- **EXERCISE REQUIREMENTS**
Copy out every line of the records below word for word, changing nothing.

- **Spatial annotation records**
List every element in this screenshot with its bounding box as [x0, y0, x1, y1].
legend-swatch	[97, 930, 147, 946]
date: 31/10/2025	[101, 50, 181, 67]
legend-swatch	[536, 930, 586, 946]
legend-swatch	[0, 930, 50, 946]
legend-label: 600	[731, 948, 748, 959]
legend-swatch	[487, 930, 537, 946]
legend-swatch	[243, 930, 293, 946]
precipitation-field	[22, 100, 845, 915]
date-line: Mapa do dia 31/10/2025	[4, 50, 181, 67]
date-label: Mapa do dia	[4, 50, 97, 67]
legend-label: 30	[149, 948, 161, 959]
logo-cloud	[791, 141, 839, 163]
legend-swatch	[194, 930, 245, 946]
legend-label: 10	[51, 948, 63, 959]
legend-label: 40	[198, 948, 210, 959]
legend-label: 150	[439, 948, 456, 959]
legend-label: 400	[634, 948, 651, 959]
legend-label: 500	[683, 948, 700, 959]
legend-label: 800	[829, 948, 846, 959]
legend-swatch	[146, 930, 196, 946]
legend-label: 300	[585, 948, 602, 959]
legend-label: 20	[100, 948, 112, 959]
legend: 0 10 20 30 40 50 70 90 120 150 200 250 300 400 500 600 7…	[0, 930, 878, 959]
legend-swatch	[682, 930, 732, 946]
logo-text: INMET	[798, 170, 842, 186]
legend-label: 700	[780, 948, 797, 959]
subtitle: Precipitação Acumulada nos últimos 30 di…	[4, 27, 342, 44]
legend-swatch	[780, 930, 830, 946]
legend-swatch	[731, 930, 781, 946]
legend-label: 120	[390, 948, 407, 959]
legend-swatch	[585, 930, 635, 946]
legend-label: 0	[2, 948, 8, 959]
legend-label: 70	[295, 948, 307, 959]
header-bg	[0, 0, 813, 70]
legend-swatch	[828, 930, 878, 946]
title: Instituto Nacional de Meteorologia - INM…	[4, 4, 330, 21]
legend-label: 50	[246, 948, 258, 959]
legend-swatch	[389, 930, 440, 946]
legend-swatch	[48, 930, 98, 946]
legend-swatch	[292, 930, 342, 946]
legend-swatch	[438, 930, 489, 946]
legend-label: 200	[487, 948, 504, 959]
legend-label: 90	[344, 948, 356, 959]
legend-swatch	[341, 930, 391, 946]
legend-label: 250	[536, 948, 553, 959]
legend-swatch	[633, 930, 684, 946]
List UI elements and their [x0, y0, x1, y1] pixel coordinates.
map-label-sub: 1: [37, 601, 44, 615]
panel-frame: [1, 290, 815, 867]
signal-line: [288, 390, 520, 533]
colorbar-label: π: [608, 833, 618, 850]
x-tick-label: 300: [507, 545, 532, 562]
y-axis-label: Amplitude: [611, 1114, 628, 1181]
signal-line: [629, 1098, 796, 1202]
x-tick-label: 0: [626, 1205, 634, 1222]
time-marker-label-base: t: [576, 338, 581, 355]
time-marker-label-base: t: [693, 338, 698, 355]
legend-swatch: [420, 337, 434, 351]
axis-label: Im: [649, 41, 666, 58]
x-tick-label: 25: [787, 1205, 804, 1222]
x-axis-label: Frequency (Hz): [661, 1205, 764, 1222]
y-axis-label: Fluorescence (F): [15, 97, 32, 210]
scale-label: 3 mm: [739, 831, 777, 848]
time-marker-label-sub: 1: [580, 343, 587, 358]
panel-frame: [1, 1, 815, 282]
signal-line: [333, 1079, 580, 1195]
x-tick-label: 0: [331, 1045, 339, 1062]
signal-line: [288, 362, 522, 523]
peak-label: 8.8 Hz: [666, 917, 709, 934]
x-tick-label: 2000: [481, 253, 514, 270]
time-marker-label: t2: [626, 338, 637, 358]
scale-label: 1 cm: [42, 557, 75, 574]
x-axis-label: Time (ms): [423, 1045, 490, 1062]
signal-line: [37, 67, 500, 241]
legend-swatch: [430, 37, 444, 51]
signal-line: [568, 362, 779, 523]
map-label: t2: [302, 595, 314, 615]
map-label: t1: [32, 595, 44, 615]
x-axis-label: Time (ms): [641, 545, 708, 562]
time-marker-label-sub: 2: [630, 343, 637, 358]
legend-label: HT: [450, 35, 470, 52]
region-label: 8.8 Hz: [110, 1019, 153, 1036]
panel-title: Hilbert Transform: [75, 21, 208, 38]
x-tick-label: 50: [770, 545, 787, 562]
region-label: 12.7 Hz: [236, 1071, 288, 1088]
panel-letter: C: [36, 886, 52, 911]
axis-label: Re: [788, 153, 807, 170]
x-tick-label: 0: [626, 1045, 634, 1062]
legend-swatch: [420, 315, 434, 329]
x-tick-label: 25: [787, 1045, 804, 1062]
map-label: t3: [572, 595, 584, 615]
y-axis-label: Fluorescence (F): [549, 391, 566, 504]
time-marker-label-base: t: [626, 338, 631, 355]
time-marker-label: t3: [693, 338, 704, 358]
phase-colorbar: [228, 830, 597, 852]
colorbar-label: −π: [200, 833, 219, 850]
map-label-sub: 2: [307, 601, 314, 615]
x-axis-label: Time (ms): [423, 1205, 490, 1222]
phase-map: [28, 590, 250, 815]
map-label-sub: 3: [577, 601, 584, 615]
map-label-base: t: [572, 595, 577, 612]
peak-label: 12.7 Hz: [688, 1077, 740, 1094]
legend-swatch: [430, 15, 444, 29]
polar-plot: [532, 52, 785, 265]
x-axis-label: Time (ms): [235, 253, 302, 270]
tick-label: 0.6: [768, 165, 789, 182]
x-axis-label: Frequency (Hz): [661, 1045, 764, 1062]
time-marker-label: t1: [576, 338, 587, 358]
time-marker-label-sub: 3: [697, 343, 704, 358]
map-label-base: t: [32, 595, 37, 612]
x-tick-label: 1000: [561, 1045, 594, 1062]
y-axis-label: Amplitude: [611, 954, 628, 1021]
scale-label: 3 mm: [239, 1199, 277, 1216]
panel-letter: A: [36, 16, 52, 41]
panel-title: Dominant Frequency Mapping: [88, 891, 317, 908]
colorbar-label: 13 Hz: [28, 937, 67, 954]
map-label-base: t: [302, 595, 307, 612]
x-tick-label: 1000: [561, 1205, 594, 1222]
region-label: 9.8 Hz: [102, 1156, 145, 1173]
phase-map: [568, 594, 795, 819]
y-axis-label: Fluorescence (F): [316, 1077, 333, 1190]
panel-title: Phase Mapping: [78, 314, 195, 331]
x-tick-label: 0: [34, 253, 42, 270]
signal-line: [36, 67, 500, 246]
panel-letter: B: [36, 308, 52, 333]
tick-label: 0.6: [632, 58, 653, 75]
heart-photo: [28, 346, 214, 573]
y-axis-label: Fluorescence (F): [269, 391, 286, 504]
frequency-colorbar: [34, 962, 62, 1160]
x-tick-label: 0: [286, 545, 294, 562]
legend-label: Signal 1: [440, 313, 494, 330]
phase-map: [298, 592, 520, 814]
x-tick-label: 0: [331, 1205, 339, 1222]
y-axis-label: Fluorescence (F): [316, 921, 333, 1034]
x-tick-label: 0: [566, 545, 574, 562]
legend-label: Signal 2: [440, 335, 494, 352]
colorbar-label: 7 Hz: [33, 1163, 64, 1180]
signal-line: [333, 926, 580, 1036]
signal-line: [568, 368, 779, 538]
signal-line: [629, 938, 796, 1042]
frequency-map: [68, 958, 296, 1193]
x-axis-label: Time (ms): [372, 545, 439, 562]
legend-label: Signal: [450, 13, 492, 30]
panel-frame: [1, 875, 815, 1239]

- **THE OUTPUT**
List every element in this screenshot with its bounding box as [x0, y0, x1, y1].
legend-swatch	[97, 930, 147, 946]
date: 31/10/2025	[101, 50, 181, 67]
legend-swatch	[536, 930, 586, 946]
legend-swatch	[0, 930, 50, 946]
legend-label: 600	[731, 948, 748, 959]
legend-swatch	[487, 930, 537, 946]
legend-swatch	[243, 930, 293, 946]
precipitation-field	[22, 100, 845, 915]
date-line: Mapa do dia 31/10/2025	[4, 50, 181, 67]
date-label: Mapa do dia	[4, 50, 97, 67]
legend-label: 30	[149, 948, 161, 959]
logo-cloud	[791, 141, 839, 163]
legend-swatch	[194, 930, 245, 946]
legend-label: 10	[51, 948, 63, 959]
legend-label: 40	[198, 948, 210, 959]
legend-label: 150	[439, 948, 456, 959]
legend-label: 400	[634, 948, 651, 959]
legend-label: 500	[683, 948, 700, 959]
legend-label: 800	[829, 948, 846, 959]
legend-swatch	[146, 930, 196, 946]
legend-label: 300	[585, 948, 602, 959]
legend-label: 20	[100, 948, 112, 959]
legend: 0 10 20 30 40 50 70 90 120 150 200 250 300 400 500 600 7…	[0, 930, 878, 959]
legend-swatch	[682, 930, 732, 946]
logo-text: INMET	[798, 170, 842, 186]
legend-label: 700	[780, 948, 797, 959]
subtitle: Precipitação Acumulada nos últimos 30 di…	[4, 27, 342, 44]
legend-swatch	[780, 930, 830, 946]
legend-swatch	[731, 930, 781, 946]
legend-label: 120	[390, 948, 407, 959]
legend-swatch	[585, 930, 635, 946]
legend-label: 0	[2, 948, 8, 959]
legend-label: 70	[295, 948, 307, 959]
header-bg	[0, 0, 813, 70]
legend-swatch	[828, 930, 878, 946]
title: Instituto Nacional de Meteorologia - INM…	[4, 4, 330, 21]
legend-label: 50	[246, 948, 258, 959]
legend-swatch	[389, 930, 440, 946]
legend-swatch	[48, 930, 98, 946]
legend-swatch	[292, 930, 342, 946]
legend-swatch	[438, 930, 489, 946]
legend-label: 200	[487, 948, 504, 959]
legend-label: 90	[344, 948, 356, 959]
legend-swatch	[341, 930, 391, 946]
legend-label: 250	[536, 948, 553, 959]
legend-swatch	[633, 930, 684, 946]
List UI elements and their [x0, y0, x1, y1] pixel coordinates.
map-label-sub: 1: [37, 601, 44, 615]
panel-frame: [1, 290, 815, 867]
signal-line: [288, 390, 520, 533]
colorbar-label: π: [608, 833, 618, 850]
x-tick-label: 300: [507, 545, 532, 562]
y-axis-label: Amplitude: [611, 1114, 628, 1181]
signal-line: [629, 1098, 796, 1202]
x-tick-label: 0: [626, 1205, 634, 1222]
time-marker-label-base: t: [576, 338, 581, 355]
time-marker-label-base: t: [693, 338, 698, 355]
legend-swatch: [420, 337, 434, 351]
axis-label: Im: [649, 41, 666, 58]
x-tick-label: 25: [787, 1205, 804, 1222]
x-axis-label: Frequency (Hz): [661, 1205, 764, 1222]
y-axis-label: Fluorescence (F): [15, 97, 32, 210]
scale-label: 3 mm: [739, 831, 777, 848]
time-marker-label-sub: 1: [580, 343, 587, 358]
panel-frame: [1, 1, 815, 282]
signal-line: [333, 1079, 580, 1195]
x-tick-label: 0: [331, 1045, 339, 1062]
signal-line: [288, 362, 522, 523]
peak-label: 8.8 Hz: [666, 917, 709, 934]
x-tick-label: 2000: [481, 253, 514, 270]
time-marker-label: t2: [626, 338, 637, 358]
scale-label: 1 cm: [42, 557, 75, 574]
x-axis-label: Time (ms): [423, 1045, 490, 1062]
signal-line: [37, 67, 500, 241]
legend-swatch: [430, 37, 444, 51]
signal-line: [568, 362, 779, 523]
map-label: t2: [302, 595, 314, 615]
map-label: t1: [32, 595, 44, 615]
x-axis-label: Time (ms): [641, 545, 708, 562]
time-marker-label-sub: 2: [630, 343, 637, 358]
legend-label: HT: [450, 35, 470, 52]
region-label: 8.8 Hz: [110, 1019, 153, 1036]
panel-title: Hilbert Transform: [75, 21, 208, 38]
x-tick-label: 50: [770, 545, 787, 562]
region-label: 12.7 Hz: [236, 1071, 288, 1088]
panel-letter: C: [36, 886, 52, 911]
axis-label: Re: [788, 153, 807, 170]
x-tick-label: 0: [626, 1045, 634, 1062]
legend-swatch: [420, 315, 434, 329]
x-tick-label: 25: [787, 1045, 804, 1062]
map-label: t3: [572, 595, 584, 615]
y-axis-label: Fluorescence (F): [549, 391, 566, 504]
time-marker-label-base: t: [626, 338, 631, 355]
time-marker-label: t3: [693, 338, 704, 358]
phase-colorbar: [228, 830, 597, 852]
colorbar-label: −π: [200, 833, 219, 850]
map-label-sub: 2: [307, 601, 314, 615]
x-axis-label: Time (ms): [423, 1205, 490, 1222]
phase-map: [28, 590, 250, 815]
map-label-sub: 3: [577, 601, 584, 615]
map-label-base: t: [572, 595, 577, 612]
peak-label: 12.7 Hz: [688, 1077, 740, 1094]
legend-swatch: [430, 15, 444, 29]
polar-plot: [532, 52, 785, 265]
x-axis-label: Time (ms): [235, 253, 302, 270]
tick-label: 0.6: [768, 165, 789, 182]
x-axis-label: Frequency (Hz): [661, 1045, 764, 1062]
time-marker-label: t1: [576, 338, 587, 358]
time-marker-label-sub: 3: [697, 343, 704, 358]
map-label-base: t: [32, 595, 37, 612]
x-tick-label: 1000: [561, 1045, 594, 1062]
y-axis-label: Amplitude: [611, 954, 628, 1021]
scale-label: 3 mm: [239, 1199, 277, 1216]
panel-letter: A: [36, 16, 52, 41]
panel-title: Dominant Frequency Mapping: [88, 891, 317, 908]
colorbar-label: 13 Hz: [28, 937, 67, 954]
map-label-base: t: [302, 595, 307, 612]
x-tick-label: 1000: [561, 1205, 594, 1222]
region-label: 9.8 Hz: [102, 1156, 145, 1173]
phase-map: [568, 594, 795, 819]
y-axis-label: Fluorescence (F): [316, 1077, 333, 1190]
panel-title: Phase Mapping: [78, 314, 195, 331]
x-tick-label: 0: [34, 253, 42, 270]
signal-line: [36, 67, 500, 246]
panel-letter: B: [36, 308, 52, 333]
tick-label: 0.6: [632, 58, 653, 75]
heart-photo: [28, 346, 214, 573]
y-axis-label: Fluorescence (F): [269, 391, 286, 504]
frequency-colorbar: [34, 962, 62, 1160]
x-tick-label: 0: [286, 545, 294, 562]
legend-label: Signal 1: [440, 313, 494, 330]
phase-map: [298, 592, 520, 814]
x-tick-label: 0: [331, 1205, 339, 1222]
y-axis-label: Fluorescence (F): [316, 921, 333, 1034]
x-tick-label: 0: [566, 545, 574, 562]
legend-label: Signal 2: [440, 335, 494, 352]
colorbar-label: 7 Hz: [33, 1163, 64, 1180]
signal-line: [333, 926, 580, 1036]
signal-line: [568, 368, 779, 538]
signal-line: [629, 938, 796, 1042]
frequency-map: [68, 958, 296, 1193]
x-axis-label: Time (ms): [372, 545, 439, 562]
legend-label: Signal: [450, 13, 492, 30]
panel-frame: [1, 875, 815, 1239]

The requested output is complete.